#### [What you should do]
Copy every line of the data that contains the string "film".

Some records
◇ ◇ ◇ ◇ ◇
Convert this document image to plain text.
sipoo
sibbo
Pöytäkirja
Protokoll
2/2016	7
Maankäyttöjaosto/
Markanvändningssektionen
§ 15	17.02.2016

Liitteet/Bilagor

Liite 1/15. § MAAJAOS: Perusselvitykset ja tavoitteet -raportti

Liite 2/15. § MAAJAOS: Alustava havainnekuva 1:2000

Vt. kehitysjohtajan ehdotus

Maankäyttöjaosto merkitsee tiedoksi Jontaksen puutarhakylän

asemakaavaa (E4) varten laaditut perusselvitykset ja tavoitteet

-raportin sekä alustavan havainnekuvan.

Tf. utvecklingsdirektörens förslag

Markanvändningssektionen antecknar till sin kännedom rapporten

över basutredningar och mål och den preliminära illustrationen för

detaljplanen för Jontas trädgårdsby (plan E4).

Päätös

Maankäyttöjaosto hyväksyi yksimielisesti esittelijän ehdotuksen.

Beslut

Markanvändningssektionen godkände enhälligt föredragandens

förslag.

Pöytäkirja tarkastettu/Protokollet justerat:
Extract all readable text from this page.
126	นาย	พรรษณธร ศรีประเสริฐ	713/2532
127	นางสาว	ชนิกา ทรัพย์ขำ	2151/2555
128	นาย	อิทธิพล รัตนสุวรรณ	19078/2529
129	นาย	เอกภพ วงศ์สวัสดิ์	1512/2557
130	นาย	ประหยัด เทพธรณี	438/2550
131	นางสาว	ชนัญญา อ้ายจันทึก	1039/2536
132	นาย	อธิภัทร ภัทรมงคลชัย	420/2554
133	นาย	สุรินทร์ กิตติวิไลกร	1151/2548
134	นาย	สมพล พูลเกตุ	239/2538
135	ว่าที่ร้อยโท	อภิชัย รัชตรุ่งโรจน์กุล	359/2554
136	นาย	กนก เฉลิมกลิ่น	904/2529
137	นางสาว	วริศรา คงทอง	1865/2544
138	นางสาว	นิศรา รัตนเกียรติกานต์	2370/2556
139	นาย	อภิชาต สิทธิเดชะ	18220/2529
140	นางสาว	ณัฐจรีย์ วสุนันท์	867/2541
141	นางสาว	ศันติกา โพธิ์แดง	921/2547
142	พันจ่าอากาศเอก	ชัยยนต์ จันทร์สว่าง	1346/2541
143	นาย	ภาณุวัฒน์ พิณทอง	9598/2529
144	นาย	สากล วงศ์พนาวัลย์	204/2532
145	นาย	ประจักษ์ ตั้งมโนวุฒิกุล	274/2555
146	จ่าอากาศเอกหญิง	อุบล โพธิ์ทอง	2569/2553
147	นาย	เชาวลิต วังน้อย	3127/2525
◇ ◇ ◇ ◇ ◇
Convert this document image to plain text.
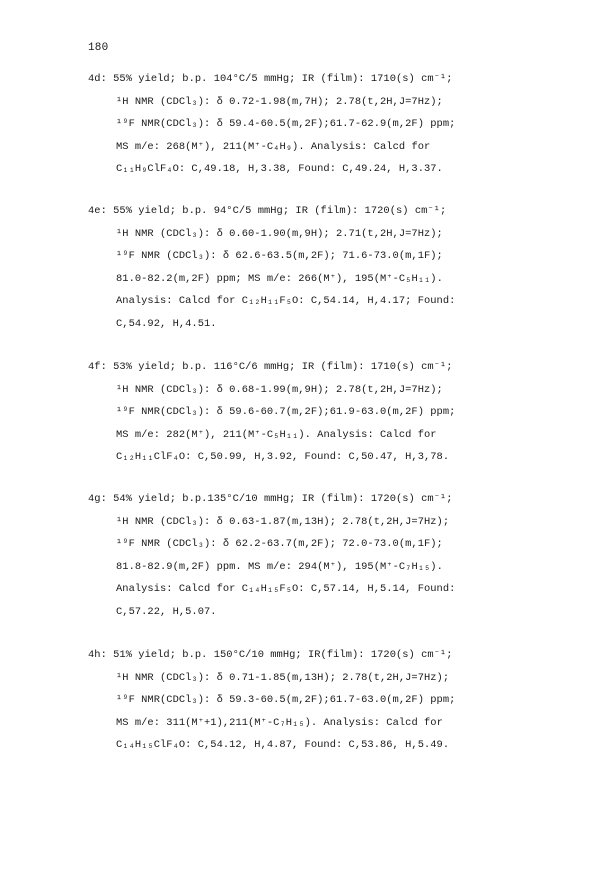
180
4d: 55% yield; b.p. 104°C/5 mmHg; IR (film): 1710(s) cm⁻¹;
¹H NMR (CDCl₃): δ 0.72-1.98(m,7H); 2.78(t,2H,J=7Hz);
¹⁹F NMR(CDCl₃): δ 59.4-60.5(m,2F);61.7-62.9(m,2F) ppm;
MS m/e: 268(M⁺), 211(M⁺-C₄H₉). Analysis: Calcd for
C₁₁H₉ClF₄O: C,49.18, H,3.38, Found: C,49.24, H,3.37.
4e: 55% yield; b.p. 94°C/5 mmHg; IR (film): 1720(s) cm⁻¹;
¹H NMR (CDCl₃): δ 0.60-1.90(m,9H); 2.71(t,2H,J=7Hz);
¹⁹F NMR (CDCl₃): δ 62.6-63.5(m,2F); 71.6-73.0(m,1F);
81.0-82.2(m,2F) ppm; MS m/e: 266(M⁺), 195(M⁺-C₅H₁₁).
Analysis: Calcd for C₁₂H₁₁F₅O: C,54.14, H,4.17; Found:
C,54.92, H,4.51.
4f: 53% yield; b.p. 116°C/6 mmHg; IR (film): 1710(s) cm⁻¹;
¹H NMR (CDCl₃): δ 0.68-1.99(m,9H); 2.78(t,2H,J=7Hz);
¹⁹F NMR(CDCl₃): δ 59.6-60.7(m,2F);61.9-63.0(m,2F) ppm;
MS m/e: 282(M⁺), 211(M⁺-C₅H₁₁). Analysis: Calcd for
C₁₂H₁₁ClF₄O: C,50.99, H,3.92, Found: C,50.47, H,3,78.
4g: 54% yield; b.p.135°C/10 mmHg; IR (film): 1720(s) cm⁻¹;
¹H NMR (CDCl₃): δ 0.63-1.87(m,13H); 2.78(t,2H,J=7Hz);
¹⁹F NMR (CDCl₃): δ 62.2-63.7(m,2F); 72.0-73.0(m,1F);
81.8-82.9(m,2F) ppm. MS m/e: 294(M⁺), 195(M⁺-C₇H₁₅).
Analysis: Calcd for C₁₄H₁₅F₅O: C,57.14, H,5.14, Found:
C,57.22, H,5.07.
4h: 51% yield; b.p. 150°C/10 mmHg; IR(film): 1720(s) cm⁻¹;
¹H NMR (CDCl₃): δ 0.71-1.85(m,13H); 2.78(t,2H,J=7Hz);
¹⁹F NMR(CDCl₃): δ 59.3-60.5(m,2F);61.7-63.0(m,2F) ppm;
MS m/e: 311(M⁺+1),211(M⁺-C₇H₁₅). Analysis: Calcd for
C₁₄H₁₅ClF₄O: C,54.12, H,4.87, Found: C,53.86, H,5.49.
◇ ◇ ◇ ◇ ◇
#### [Written response]
4d: 55% yield; b.p. 104°C/5 mmHg; IR (film): 1710(s) cm⁻¹;
4e: 55% yield; b.p. 94°C/5 mmHg; IR (film): 1720(s) cm⁻¹;
4f: 53% yield; b.p. 116°C/6 mmHg; IR (film): 1710(s) cm⁻¹;
4g: 54% yield; b.p.135°C/10 mmHg; IR (film): 1720(s) cm⁻¹;
4h: 51% yield; b.p. 150°C/10 mmHg; IR(film): 1720(s) cm⁻¹;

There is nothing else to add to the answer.